*PAGE TEXT*.
══════════

How to recognize the poor decision practices:
1) Casual Benchmarking. A few case studies are cited, often by those that have already drawn conclusions.
2) Doing what seems to have worked in the past. Why did it work? Sure it was the reason for success?
3) Following deeply held but unexamined ideologies. High rollers are the key to casinos growth (wrong). Stock options are a good employee reward system for increasing the company’s long-term growth (wrong).
What if there is no sound data available? Do some research (try to buy your own product, for example), and look at the underlying assumptions—there is probably some research on that subject.
Decisions based on facts reduce the hierarchy of a corporation (an opinion—even from a high level manager—doesn’t matter as much).
The authors list the following as ways evaluate management ideas:
1) Treat old ideas as if they are old ideas (in order to sell news, old ideas are recycled as new)
2) Be suspicious of “breakthrough” ideas or studies (like the previous desire for new, this is the desire for big)
3) Celebrate/Develop collective brilliance, not lone gurus (often those ideas oversimplify management issues)
4) Emphasize virtues and drawbacks (physicians will tell you the potential drawback, but sometimes in business we talk as if ideas are perfect)
5) Use success/failure stories to illustrate sound practices, not as a valid research method (reports from the winners and losers of the company are not a good way to do things in the future)
6) Take a neutral, dispassionate approach to new ideas (our own past thinking is the hardest thing to overcome)


Chapter 3: Half-truth: Work is Different from the rest of your life
Somehow we got this idea that people should behave different at work. There are some good applications for this, such as objective decision making and following roles and rules. But other ideas are not healthy such as: people have to compete against each other, you can’t have emotions/opinions (or you are only allowed to have mad or rude emotions), or that clothes make the person.
To guard against this half-truth: Don’t permit behaviors at work that wouldn’t be tolerated elsewhere. Recognize and accommodate the needs of the whole person.
Chapter 4: Half-truth: The best companies have the best people
Some feel that if we just hired the smartest guys, the best salespeople, etc. we would be the best company. And there is some truth to the fact that the best will perform so much better than the rest (the 80/20 or even 90/10 rule applies here).
But that assumes that you can find the best talents for your group and that people are static—once they are the best (or not) they will always be. Those assumptions aren’t correct. Rather, great process/systems trump great people.
To guard against this half-truth:
1) Treat talent as something almost everyone can earn, not just a few people own.
2) The law of crappy systems trumps the law of crappy people (even the smartest people put in a job/position with bad systems will not be productive)
3) Wisdom: perhaps the most crucial talent (wisdom: know what you know and know what you don’t know)
4) Encourage people to be noisy and nosy—it promotes wisdom (make reporting mistakes something people feel comfortable about so that the company can improve)
Overall, try to get (and treat) as many “top dogs” as you can in your organization—not just a select few.
Chapter 5: Half-truth: Financial incentives drive company performance
This seems to be a “known.” Everyone is trying to align pay with company performance. But often these cause more harm them help.

══════════

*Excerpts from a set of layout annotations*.
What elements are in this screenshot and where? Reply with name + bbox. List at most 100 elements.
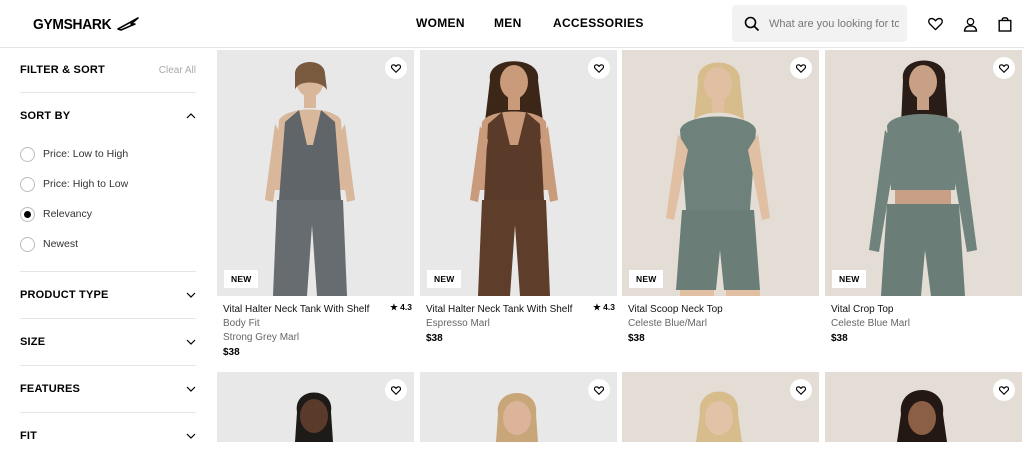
product-color: Strong Grey Marl bbox=[223, 332, 300, 343]
rating-value: 4.3 bbox=[400, 302, 412, 312]
product-card[interactable] bbox=[217, 372, 414, 442]
sort-option-price-high-low[interactable]: Price: High to Low bbox=[20, 169, 196, 199]
fit-toggle[interactable]: FIT bbox=[20, 413, 196, 459]
nav-men[interactable]: MEN bbox=[494, 16, 522, 30]
chevron-down-icon bbox=[186, 386, 196, 392]
search-icon bbox=[744, 16, 760, 31]
radio-button-selected[interactable] bbox=[20, 206, 35, 222]
radio-button[interactable] bbox=[20, 146, 35, 162]
product-price: $38 bbox=[223, 347, 240, 358]
filter-sidebar: FILTER & SORT Clear All SORT BY Price: L… bbox=[20, 48, 196, 459]
search-bar[interactable] bbox=[732, 5, 907, 42]
model-figure bbox=[496, 393, 538, 442]
product-card[interactable] bbox=[420, 372, 617, 442]
sort-option-newest[interactable]: Newest bbox=[20, 229, 196, 259]
search-input[interactable] bbox=[769, 17, 899, 30]
product-grid: NEW Vital Halter Neck Tank With Shelf Bo… bbox=[217, 48, 1024, 442]
product-image[interactable] bbox=[825, 372, 1022, 442]
sort-by-section: SORT BY Price: Low to High Price: High t… bbox=[20, 93, 196, 272]
sort-option-label: Price: Low to High bbox=[43, 148, 129, 160]
brand-name: GYMSHARK bbox=[33, 15, 112, 33]
heart-icon bbox=[999, 385, 1009, 395]
heart-icon bbox=[594, 63, 604, 73]
model-figure bbox=[696, 391, 742, 442]
size-toggle[interactable]: SIZE bbox=[20, 319, 196, 365]
model-figure bbox=[265, 62, 355, 296]
nav-accessories[interactable]: ACCESSORIES bbox=[553, 16, 644, 30]
new-badge: NEW bbox=[629, 270, 664, 288]
product-info: Vital Halter Neck Tank With Shelf Body F… bbox=[217, 296, 414, 361]
product-subtitle: Body Fit bbox=[223, 318, 260, 329]
wishlist-toggle[interactable] bbox=[993, 57, 1015, 79]
wishlist-toggle[interactable] bbox=[588, 57, 610, 79]
wishlist-toggle[interactable] bbox=[993, 379, 1015, 401]
product-card[interactable] bbox=[622, 372, 819, 442]
product-card[interactable]: NEW Vital Halter Neck Tank With Shelf Es… bbox=[420, 50, 617, 347]
filter-title: FILTER & SORT bbox=[20, 64, 105, 76]
chevron-up-icon bbox=[186, 113, 196, 119]
bag-icon bbox=[998, 17, 1012, 32]
product-card[interactable]: NEW Vital Scoop Neck Top Celeste Blue/Ma… bbox=[622, 50, 819, 347]
product-image[interactable] bbox=[217, 372, 414, 442]
product-card[interactable]: NEW Vital Crop Top Celeste Blue Marl $38 bbox=[825, 50, 1022, 347]
sort-by-toggle[interactable]: SORT BY bbox=[20, 93, 196, 139]
radio-button[interactable] bbox=[20, 236, 35, 252]
size-title: SIZE bbox=[20, 336, 46, 348]
product-type-section: PRODUCT TYPE bbox=[20, 272, 196, 319]
wishlist-toggle[interactable] bbox=[385, 379, 407, 401]
product-image[interactable] bbox=[420, 372, 617, 442]
fit-section: FIT bbox=[20, 413, 196, 459]
heart-icon bbox=[927, 17, 943, 31]
filter-header: FILTER & SORT Clear All bbox=[20, 48, 196, 93]
sort-option-relevancy[interactable]: Relevancy bbox=[20, 199, 196, 229]
heart-icon bbox=[796, 385, 806, 395]
heart-icon bbox=[391, 63, 401, 73]
model-figure bbox=[897, 390, 947, 442]
product-info: Vital Halter Neck Tank With Shelf Espres… bbox=[420, 296, 617, 347]
sort-option-price-low-high[interactable]: Price: Low to High bbox=[20, 139, 196, 169]
product-image[interactable]: NEW bbox=[420, 50, 617, 296]
product-color: Espresso Marl bbox=[426, 318, 490, 329]
sort-options: Price: Low to High Price: High to Low Re… bbox=[20, 139, 196, 271]
product-price: $38 bbox=[426, 333, 443, 344]
product-price: $38 bbox=[628, 333, 645, 344]
wishlist-toggle[interactable] bbox=[790, 379, 812, 401]
product-info: Vital Crop Top Celeste Blue Marl $38 bbox=[825, 296, 1022, 347]
user-icon bbox=[963, 17, 977, 32]
chevron-down-icon bbox=[186, 433, 196, 439]
product-name[interactable]: Vital Crop Top bbox=[831, 303, 996, 317]
bag-button[interactable] bbox=[995, 14, 1015, 34]
sort-option-label: Price: High to Low bbox=[43, 178, 129, 190]
product-card[interactable] bbox=[825, 372, 1022, 442]
product-image[interactable]: NEW bbox=[622, 50, 819, 296]
product-card[interactable]: NEW Vital Halter Neck Tank With Shelf Bo… bbox=[217, 50, 414, 361]
product-type-toggle[interactable]: PRODUCT TYPE bbox=[20, 272, 196, 318]
product-info: Vital Scoop Neck Top Celeste Blue/Marl $… bbox=[622, 296, 819, 347]
wishlist-toggle[interactable] bbox=[385, 57, 407, 79]
radio-button[interactable] bbox=[20, 176, 35, 192]
wishlist-toggle[interactable] bbox=[790, 57, 812, 79]
new-badge: NEW bbox=[224, 270, 259, 288]
model-figure bbox=[470, 61, 558, 296]
sort-option-label: Relevancy bbox=[43, 208, 93, 220]
product-rating: ★ 4.3 bbox=[390, 302, 412, 313]
clear-all-button[interactable]: Clear All bbox=[159, 65, 196, 76]
product-name[interactable]: Vital Halter Neck Tank With Shelf bbox=[426, 303, 591, 317]
product-name[interactable]: Vital Scoop Neck Top bbox=[628, 303, 793, 317]
wishlist-toggle[interactable] bbox=[588, 379, 610, 401]
model-figure bbox=[869, 60, 977, 296]
product-image[interactable]: NEW bbox=[825, 50, 1022, 296]
product-image[interactable]: NEW bbox=[217, 50, 414, 296]
product-type-title: PRODUCT TYPE bbox=[20, 289, 109, 301]
product-name[interactable]: Vital Halter Neck Tank With Shelf bbox=[223, 303, 388, 317]
account-button[interactable] bbox=[960, 14, 980, 34]
heart-icon bbox=[796, 63, 806, 73]
new-badge: NEW bbox=[427, 270, 462, 288]
product-color: Celeste Blue/Marl bbox=[628, 318, 707, 329]
nav-women[interactable]: WOMEN bbox=[416, 16, 465, 30]
wishlist-button[interactable] bbox=[925, 14, 945, 34]
product-color: Celeste Blue Marl bbox=[831, 318, 910, 329]
brand-logo[interactable]: GYMSHARK bbox=[33, 15, 143, 33]
features-toggle[interactable]: FEATURES bbox=[20, 366, 196, 412]
product-image[interactable] bbox=[622, 372, 819, 442]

══════════

*WORK TO COMPLETE*.
a - Reproduce the notes on management half-truths from "What if there" to "oversimplify management issues)".
b - Write what comes next in the notes on management half-truths, picking up after their final sentence.
The entries have no connection to the notes on management half-truths.

*EXERCISE RESULTS*.
a -
What if there is no sound data available? Do some research (try to buy your own product, for example), and look at the underlying assumptions—there is probably some research on that subject.
Decisions based on facts reduce the hierarchy of a corporation (an opinion—even from a high level manager—doesn’t matter as much).
The authors list the following as ways evaluate management ideas:
1) Treat old ideas as if they are old ideas (in order to sell news, old ideas are recycled as new)
2) Be suspicious of “breakthrough” ideas or studies (like the previous desire for new, this is the desire for big)
3) Celebrate/Develop collective brilliance, not lone gurus (often those ideas oversimplify management issues)

b -
In order for it to work, the performance outcomes must be under the control of the people who receive the incentives. And one need to be very careful of what they say is important (via incentives)—sometimes a “do it at all costs” will result.
Ironically, when we ask people what they are motivated by money isn’t usually listed first (or even second). But when we ask what others are motivated by, we all think money is #1.
Incentives also signal what is important, but it can be very blunt. And sometimes the incentives unintentionally motivate the wrong behavior (some may not report negative information, for example). Another consequence is you often are attracting the wrong kind of people—those that are in it for the money and have less loyalty or willingness to do more if it isn’t related to the incentive.
Guidelines for using incentives:
• Don’t try to solve every problem with financial incentives
• Sometimes less is more effective (a small incentive may still keep teamwork and be rewarding)
• Be careful what you wish for, you just may get it
• Worry about comparisons and distributions, not only individuals or levels (a small difference in pay can make the lesser paid employee feel they are not as valued)
Chapter 6: Half-truth: Strategy creates destiny
The pendulum may have swung too far in the strategy camp. Successful founders admit that luck/flexibility plays a part in their companies triumph.
If strategy was the end-all that it seems to be talked about right now, it would mean that others could copy a company’s strategy and equally compete with them. Rather, implementation deserves some credit. And we are all aware of the large companies that could/would not champion new technologies because they were linked to the old way of doing things.
So where should strategy’s role be?
• In a sentence (from John Sall, cofounder of SAS Institute), “listen to your customers, listen to your employees, do what they tell you.”
• Don’t confuse operational/implementation problems with a need to change strategy
• Keep it simple (a strategy should be able to be explained in a few sentences—something everyone in the corporation can get their brain around)
• Learn as you go (spread lots of seed and feed the ones that grow)
• Balance the attention to strategy with the attention to the details of implementation
Chapter 7: Half-truth: Change or die
Contrary to some modern writings, change isn’t all it is cracked up to be. Some questions that deserve to be asked before implementing significant change:
1) Is the practice better than what you are doing right now? (done elsewhere, or testable on a small part of the organization)
2) Is the change worth the time, disruption, and money? (are these realistic projections?)
3) Is it best to make only symbolic changes instead of core changes? (will it hurt company performance if done? Worth doing something to keep reputation or relationships?)
4) Is doing the change good for you but bad for the company?
5) Do you have enough power to make the change happen?
6) Are people already overwhelmed by too many changes? (this is the change-of-the-month?)
7) Will people be able to learn and update as the change unfolds? (employees must feel the change is a work-in-progress)
8) Will you be able to pull the plug? (how will you know when it is failing?)
If you can get through these questions and are ready to move forward with the change, it doesn’t need to be painful. You can help by doing the following four things:
1) Dissatisfaction: people need to be unhappy with the status quo. If unhappiness isn’t there, create it.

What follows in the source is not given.